- SET EXERCISE:
Find each line with the word "Centroid" and copy it.

── DATA SHOWN ──

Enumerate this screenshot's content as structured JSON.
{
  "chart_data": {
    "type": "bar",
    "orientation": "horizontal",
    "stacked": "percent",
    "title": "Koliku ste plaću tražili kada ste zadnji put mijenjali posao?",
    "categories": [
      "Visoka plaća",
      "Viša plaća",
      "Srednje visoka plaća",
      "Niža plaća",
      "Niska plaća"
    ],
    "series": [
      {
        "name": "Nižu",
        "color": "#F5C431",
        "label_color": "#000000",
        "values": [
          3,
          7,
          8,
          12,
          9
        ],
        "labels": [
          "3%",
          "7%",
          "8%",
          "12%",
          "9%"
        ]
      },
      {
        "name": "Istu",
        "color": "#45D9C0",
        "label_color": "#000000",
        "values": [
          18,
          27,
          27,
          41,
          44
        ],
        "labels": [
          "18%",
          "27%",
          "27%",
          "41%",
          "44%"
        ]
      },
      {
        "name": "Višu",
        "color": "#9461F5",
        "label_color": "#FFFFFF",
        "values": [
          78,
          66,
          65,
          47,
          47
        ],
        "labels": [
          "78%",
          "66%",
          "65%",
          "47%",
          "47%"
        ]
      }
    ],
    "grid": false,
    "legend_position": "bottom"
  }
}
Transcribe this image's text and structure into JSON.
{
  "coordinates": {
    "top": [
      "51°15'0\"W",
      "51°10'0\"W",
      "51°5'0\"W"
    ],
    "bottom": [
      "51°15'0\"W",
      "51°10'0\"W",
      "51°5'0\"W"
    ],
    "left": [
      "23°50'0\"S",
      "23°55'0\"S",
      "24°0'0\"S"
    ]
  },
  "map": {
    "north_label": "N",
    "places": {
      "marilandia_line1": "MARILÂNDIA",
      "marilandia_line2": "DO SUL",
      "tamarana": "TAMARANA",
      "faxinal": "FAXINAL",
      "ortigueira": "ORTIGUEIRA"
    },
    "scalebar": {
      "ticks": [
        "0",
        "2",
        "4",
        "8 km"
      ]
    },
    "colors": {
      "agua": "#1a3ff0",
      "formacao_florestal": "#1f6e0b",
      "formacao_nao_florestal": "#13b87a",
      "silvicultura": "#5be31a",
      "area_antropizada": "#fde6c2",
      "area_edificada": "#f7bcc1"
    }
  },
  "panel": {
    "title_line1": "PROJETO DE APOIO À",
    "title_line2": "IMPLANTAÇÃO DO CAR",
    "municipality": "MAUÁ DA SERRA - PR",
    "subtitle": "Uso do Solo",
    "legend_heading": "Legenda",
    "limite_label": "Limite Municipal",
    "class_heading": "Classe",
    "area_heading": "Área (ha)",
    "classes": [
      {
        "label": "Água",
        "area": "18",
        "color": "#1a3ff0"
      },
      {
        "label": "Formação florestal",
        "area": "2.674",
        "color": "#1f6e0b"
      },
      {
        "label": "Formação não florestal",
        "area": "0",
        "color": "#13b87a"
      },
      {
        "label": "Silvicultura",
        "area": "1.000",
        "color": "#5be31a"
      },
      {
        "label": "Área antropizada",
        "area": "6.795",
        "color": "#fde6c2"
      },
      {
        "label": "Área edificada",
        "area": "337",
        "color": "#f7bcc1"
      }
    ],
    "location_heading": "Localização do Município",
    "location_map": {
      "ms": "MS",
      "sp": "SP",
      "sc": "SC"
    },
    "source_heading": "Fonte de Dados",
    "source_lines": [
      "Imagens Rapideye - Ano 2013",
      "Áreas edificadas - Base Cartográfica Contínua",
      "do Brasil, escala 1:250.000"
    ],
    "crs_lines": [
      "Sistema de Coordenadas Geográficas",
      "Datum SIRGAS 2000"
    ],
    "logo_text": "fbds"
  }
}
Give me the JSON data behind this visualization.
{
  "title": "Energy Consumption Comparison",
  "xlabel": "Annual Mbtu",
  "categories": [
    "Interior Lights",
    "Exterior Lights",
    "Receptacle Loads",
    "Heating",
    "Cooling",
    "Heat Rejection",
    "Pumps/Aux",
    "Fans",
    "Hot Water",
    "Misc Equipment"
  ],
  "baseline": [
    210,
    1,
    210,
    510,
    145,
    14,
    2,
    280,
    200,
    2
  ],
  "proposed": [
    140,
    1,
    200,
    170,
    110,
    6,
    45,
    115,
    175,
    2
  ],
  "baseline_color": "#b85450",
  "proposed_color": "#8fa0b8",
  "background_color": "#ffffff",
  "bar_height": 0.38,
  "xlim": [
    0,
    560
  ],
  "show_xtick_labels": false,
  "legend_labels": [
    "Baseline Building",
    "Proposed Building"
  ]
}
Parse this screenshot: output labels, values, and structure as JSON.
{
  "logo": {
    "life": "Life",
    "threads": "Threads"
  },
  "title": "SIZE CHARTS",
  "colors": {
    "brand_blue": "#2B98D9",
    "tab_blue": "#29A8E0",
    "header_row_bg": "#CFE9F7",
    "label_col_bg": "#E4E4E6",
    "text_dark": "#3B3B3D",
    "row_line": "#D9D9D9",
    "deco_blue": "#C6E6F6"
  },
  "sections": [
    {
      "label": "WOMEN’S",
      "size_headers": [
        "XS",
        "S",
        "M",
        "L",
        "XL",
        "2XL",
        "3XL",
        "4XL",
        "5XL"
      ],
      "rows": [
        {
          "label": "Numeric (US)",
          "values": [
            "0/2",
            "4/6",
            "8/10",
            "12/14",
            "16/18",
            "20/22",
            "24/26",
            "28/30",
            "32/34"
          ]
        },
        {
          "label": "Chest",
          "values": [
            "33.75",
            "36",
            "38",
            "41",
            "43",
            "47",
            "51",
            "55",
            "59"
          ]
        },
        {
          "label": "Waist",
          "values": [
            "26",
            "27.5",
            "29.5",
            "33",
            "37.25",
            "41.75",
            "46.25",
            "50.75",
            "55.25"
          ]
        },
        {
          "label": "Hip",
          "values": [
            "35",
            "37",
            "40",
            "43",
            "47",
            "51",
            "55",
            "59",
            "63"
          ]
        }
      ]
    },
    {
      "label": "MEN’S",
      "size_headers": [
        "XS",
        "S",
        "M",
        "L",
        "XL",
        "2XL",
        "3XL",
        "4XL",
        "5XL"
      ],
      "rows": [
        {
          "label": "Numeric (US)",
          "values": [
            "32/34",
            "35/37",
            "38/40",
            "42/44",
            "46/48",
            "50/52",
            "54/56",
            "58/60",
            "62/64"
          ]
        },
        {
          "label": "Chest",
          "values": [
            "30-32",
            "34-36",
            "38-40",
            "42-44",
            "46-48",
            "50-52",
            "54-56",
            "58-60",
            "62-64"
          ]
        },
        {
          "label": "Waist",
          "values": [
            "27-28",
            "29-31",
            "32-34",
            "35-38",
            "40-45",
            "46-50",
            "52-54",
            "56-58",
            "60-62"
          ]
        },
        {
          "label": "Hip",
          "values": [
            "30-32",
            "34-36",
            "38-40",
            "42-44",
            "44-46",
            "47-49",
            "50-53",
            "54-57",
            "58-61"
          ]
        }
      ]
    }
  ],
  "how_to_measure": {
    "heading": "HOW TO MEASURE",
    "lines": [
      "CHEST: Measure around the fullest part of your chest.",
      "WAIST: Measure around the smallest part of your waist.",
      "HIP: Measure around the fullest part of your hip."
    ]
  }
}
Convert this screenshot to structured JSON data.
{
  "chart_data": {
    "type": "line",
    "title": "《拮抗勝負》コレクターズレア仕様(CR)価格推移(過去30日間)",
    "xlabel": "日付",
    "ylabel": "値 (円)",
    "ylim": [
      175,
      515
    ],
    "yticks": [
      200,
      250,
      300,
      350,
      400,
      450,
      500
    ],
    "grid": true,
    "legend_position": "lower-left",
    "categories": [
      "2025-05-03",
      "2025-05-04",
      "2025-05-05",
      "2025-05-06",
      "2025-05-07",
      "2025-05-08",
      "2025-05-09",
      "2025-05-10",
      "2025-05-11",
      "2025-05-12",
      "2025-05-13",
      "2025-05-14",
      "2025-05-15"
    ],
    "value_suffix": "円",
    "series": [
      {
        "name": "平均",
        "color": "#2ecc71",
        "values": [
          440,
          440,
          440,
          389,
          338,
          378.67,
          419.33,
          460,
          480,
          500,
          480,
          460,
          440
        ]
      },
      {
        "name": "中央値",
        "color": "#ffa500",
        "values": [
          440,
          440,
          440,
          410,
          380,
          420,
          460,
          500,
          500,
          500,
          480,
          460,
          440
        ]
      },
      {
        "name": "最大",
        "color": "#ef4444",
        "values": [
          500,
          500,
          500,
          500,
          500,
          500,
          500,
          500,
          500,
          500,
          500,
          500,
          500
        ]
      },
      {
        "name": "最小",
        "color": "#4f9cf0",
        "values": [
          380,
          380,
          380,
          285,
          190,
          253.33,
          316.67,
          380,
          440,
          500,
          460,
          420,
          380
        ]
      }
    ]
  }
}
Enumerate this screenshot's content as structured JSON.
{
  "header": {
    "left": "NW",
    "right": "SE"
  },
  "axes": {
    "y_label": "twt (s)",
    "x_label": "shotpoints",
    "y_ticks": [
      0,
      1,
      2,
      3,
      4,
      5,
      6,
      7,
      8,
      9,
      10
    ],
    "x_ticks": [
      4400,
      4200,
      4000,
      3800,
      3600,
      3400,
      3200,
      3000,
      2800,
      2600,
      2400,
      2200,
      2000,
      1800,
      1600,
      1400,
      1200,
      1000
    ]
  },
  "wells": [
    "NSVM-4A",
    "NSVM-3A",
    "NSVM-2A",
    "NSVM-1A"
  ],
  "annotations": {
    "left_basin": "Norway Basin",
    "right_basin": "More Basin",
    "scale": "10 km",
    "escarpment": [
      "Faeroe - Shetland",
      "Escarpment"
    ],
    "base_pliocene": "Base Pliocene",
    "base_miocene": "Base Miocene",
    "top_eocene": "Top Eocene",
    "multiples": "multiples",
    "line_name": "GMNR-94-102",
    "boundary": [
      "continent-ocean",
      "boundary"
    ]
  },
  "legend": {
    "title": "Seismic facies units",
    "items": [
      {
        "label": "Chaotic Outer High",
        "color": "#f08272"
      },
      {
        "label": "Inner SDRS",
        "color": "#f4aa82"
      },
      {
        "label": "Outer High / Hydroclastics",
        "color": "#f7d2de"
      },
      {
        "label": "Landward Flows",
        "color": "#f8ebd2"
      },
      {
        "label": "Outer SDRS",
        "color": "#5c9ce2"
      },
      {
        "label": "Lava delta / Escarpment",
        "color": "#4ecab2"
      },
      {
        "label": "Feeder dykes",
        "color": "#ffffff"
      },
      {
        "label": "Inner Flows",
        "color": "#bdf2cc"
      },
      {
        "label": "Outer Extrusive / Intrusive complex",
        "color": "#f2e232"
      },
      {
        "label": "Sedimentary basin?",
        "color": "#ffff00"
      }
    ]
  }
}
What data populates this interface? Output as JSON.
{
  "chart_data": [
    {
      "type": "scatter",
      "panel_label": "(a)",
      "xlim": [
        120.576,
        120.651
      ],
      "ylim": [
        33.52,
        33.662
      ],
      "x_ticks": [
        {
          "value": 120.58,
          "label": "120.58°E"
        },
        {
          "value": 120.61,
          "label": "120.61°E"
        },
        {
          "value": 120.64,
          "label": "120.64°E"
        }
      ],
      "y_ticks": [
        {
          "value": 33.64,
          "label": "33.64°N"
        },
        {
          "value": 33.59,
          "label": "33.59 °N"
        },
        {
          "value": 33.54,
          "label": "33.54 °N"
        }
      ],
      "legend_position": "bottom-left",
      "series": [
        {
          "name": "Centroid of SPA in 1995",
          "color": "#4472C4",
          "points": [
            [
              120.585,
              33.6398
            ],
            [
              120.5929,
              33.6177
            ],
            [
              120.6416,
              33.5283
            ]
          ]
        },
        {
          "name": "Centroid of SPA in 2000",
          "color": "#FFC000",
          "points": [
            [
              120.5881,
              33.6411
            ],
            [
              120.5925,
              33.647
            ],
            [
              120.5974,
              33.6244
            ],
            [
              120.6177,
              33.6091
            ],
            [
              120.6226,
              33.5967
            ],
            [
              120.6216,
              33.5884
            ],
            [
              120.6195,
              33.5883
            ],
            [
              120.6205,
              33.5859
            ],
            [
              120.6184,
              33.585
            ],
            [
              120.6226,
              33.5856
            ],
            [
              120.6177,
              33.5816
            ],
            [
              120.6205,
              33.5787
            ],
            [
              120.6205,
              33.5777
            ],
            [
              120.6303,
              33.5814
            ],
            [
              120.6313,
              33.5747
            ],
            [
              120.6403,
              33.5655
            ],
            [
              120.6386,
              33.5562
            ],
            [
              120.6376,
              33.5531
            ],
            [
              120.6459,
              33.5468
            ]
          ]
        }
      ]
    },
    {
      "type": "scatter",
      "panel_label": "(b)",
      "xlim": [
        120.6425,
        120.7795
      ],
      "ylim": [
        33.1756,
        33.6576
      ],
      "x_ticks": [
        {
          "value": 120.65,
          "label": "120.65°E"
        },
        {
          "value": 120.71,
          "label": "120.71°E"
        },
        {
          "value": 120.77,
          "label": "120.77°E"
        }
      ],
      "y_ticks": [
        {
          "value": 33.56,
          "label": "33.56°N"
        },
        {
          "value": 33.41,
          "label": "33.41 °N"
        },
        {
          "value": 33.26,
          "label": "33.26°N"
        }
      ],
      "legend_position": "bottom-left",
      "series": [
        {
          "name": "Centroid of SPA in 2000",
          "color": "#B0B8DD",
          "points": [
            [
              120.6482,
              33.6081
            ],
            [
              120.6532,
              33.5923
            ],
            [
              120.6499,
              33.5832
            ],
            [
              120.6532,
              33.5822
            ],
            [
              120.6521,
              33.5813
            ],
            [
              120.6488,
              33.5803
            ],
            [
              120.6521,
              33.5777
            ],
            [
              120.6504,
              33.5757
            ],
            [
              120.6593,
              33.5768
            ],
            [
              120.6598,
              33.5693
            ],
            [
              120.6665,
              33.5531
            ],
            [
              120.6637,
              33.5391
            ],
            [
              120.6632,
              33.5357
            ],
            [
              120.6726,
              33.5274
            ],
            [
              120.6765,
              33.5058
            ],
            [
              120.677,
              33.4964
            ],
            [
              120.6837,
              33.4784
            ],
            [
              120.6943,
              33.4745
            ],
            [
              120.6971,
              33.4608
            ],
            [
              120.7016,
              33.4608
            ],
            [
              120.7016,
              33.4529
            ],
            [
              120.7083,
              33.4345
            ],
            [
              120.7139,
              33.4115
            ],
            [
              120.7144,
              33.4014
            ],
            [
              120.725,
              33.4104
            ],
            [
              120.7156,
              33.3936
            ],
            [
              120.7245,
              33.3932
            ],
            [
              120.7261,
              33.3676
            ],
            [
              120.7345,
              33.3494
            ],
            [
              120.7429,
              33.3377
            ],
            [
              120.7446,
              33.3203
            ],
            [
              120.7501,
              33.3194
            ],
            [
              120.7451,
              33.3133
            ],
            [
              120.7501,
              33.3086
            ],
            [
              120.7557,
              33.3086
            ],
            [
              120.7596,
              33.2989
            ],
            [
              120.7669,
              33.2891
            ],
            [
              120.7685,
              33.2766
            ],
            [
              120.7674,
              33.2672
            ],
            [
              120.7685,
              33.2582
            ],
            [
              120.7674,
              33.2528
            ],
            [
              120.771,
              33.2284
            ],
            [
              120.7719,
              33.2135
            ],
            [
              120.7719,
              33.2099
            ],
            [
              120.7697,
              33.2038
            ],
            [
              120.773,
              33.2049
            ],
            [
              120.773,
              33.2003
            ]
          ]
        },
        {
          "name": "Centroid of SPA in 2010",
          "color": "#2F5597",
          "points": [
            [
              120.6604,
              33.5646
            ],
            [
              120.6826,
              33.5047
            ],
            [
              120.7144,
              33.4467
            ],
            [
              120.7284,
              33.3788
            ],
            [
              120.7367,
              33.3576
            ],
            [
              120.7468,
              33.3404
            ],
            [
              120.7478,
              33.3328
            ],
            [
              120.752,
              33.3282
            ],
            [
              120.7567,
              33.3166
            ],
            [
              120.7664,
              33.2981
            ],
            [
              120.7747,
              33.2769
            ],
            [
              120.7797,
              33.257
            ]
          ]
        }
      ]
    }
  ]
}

───

- RESPONSE TO THIS EXERCISE:
          "name": "Centroid of SPA in 1995",
          "name": "Centroid of SPA in 2000",
          "name": "Centroid of SPA in 2000",
          "name": "Centroid of SPA in 2010",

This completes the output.